Report the number of lines containing "نفسه", with no other words.

A run of records |

------------------------

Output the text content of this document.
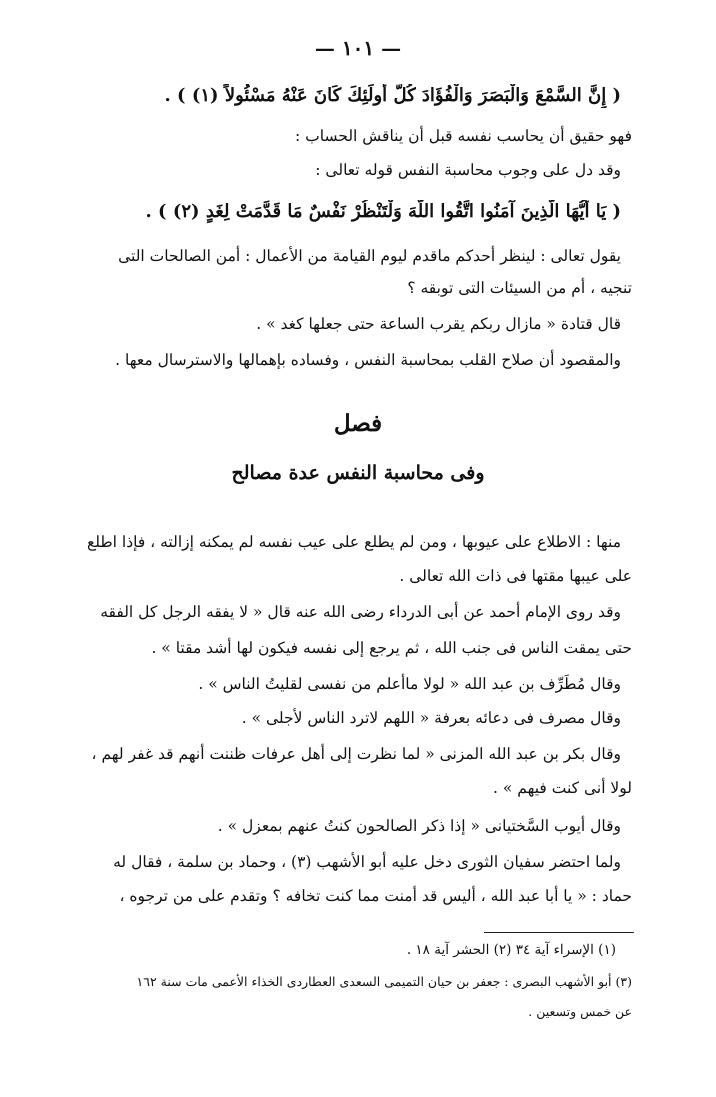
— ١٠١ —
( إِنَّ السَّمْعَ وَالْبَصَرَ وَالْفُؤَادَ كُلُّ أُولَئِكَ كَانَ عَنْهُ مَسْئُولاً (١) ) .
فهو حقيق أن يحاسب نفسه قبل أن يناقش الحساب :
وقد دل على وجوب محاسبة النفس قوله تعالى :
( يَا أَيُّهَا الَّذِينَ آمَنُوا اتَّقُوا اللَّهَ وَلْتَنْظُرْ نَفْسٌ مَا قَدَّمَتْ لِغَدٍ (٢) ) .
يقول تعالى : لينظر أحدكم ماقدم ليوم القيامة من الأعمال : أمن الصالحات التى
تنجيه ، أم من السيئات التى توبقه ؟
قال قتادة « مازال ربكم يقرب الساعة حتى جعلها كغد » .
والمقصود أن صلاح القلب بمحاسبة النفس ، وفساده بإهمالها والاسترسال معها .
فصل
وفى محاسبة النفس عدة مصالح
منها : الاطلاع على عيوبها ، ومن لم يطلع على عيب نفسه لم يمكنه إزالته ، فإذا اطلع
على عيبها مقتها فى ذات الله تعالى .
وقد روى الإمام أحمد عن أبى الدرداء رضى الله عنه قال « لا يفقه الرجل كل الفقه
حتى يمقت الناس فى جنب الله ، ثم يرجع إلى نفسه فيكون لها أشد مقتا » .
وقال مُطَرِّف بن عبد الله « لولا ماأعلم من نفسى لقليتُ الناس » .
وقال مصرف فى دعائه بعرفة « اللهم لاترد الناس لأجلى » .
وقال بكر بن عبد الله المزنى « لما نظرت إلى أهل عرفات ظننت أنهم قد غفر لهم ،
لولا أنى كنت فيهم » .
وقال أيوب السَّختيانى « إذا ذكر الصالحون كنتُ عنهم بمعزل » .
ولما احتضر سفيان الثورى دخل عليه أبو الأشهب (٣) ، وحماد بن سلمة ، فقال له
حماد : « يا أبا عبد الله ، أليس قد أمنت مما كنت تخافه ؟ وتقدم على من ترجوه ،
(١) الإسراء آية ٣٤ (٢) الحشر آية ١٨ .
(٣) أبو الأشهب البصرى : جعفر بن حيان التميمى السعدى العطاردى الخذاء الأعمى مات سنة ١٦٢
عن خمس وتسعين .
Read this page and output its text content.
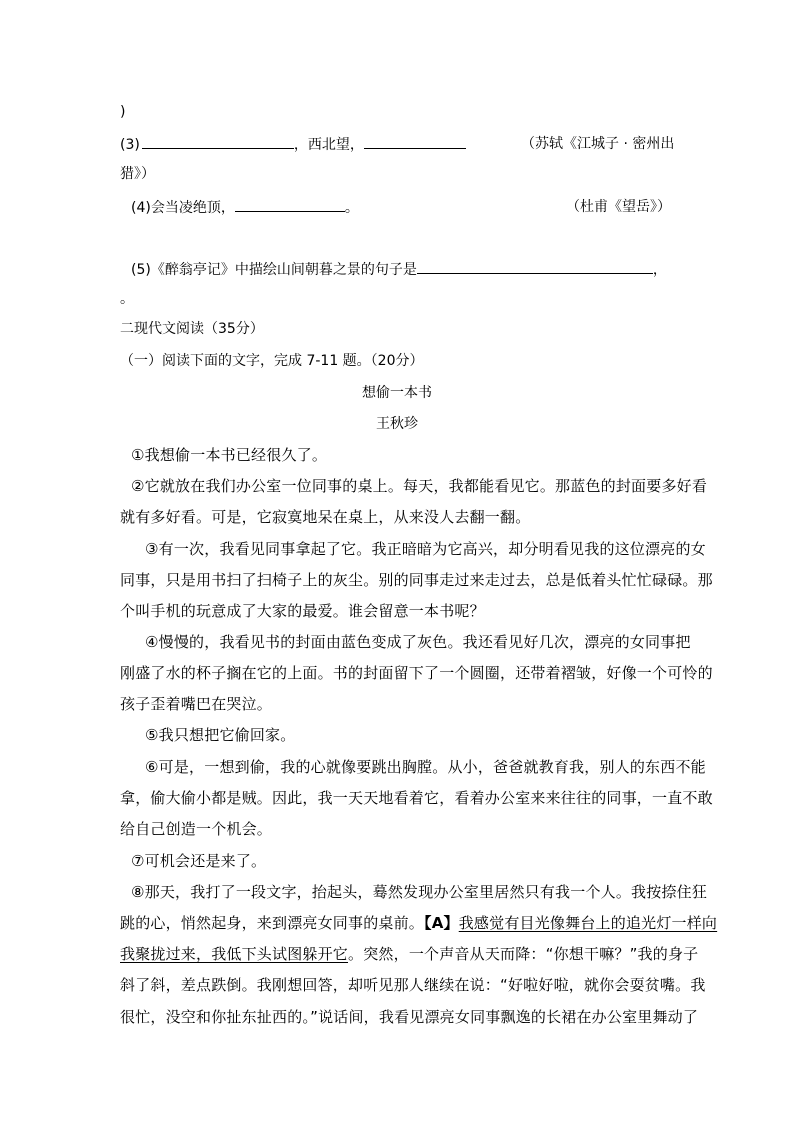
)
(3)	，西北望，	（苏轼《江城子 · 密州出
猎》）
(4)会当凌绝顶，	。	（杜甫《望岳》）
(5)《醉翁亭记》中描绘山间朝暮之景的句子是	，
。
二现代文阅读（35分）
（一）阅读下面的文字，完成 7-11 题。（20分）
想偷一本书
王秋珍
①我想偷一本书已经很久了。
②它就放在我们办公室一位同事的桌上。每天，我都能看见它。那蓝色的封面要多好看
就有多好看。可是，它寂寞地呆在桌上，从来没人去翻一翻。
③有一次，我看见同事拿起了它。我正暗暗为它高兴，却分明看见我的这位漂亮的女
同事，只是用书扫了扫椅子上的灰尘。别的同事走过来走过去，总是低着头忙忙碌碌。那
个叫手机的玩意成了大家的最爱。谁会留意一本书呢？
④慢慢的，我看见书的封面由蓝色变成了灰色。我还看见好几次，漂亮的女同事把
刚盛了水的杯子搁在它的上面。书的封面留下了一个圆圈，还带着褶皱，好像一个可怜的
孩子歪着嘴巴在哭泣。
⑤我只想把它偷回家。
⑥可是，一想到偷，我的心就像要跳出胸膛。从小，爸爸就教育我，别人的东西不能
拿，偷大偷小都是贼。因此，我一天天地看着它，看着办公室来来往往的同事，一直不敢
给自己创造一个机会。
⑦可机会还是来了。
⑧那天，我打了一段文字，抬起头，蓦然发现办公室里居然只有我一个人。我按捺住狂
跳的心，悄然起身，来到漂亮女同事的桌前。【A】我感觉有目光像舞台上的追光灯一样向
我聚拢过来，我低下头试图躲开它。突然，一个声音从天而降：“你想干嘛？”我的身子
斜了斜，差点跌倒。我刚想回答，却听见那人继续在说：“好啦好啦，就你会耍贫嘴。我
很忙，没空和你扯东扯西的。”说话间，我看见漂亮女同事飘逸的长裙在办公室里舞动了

------------------------

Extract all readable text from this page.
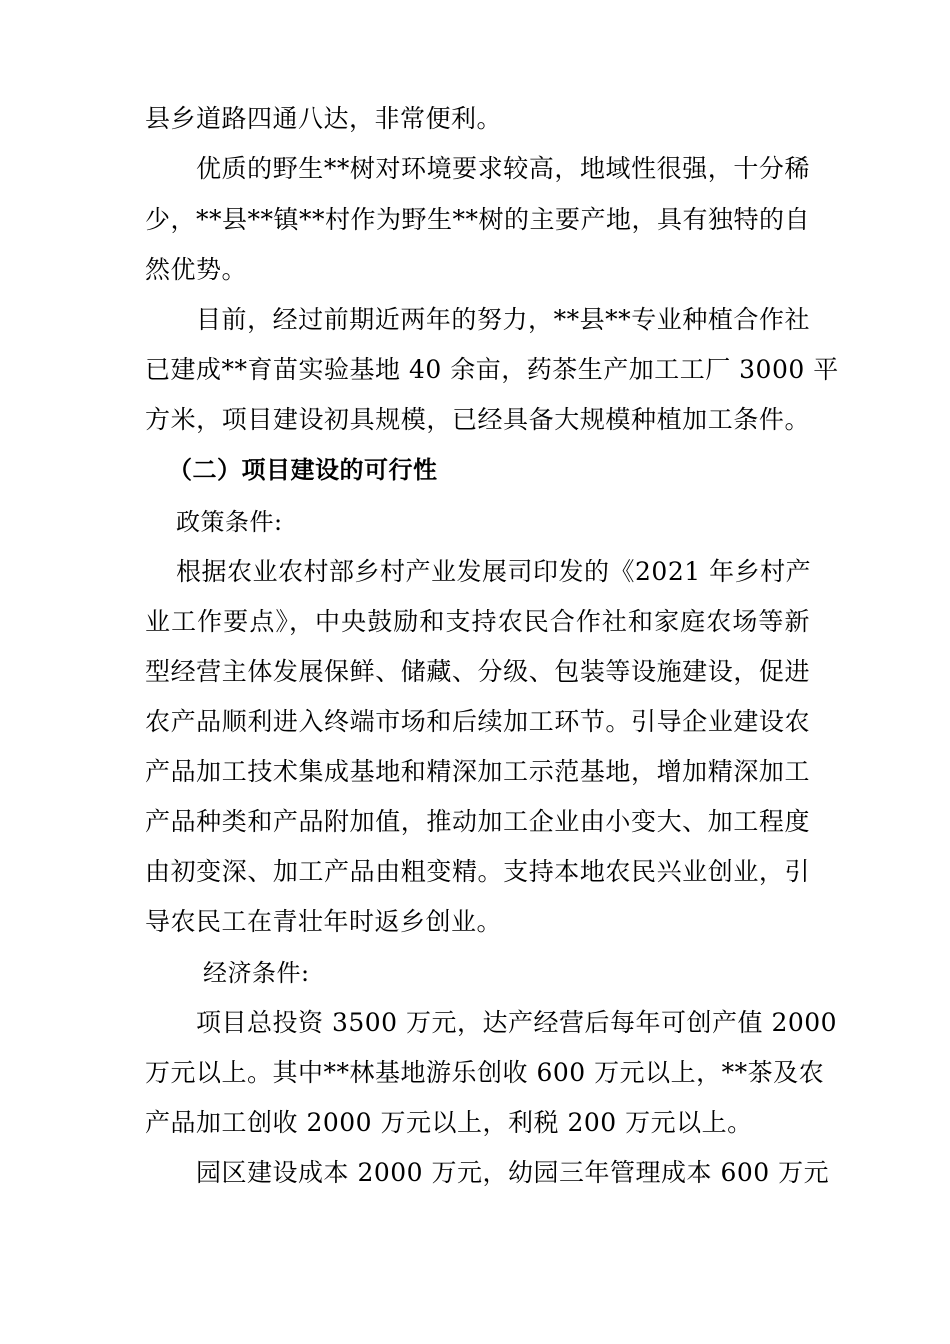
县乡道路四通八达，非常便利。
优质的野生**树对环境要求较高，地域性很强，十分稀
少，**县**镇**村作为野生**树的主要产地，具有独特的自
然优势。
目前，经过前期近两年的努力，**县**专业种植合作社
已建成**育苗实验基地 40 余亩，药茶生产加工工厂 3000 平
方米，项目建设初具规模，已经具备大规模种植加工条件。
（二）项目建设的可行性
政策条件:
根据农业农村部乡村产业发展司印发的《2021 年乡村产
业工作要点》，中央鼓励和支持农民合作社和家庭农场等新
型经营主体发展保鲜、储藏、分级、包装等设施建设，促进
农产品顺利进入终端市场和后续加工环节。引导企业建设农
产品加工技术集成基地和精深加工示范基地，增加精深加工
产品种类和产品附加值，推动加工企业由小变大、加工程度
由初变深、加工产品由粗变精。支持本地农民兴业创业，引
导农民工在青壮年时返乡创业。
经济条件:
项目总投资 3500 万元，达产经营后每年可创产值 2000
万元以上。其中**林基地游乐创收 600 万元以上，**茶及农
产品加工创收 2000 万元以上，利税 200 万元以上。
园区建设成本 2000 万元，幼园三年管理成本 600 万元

------------------------

RESPONSE TO THIS EXERCISE | 3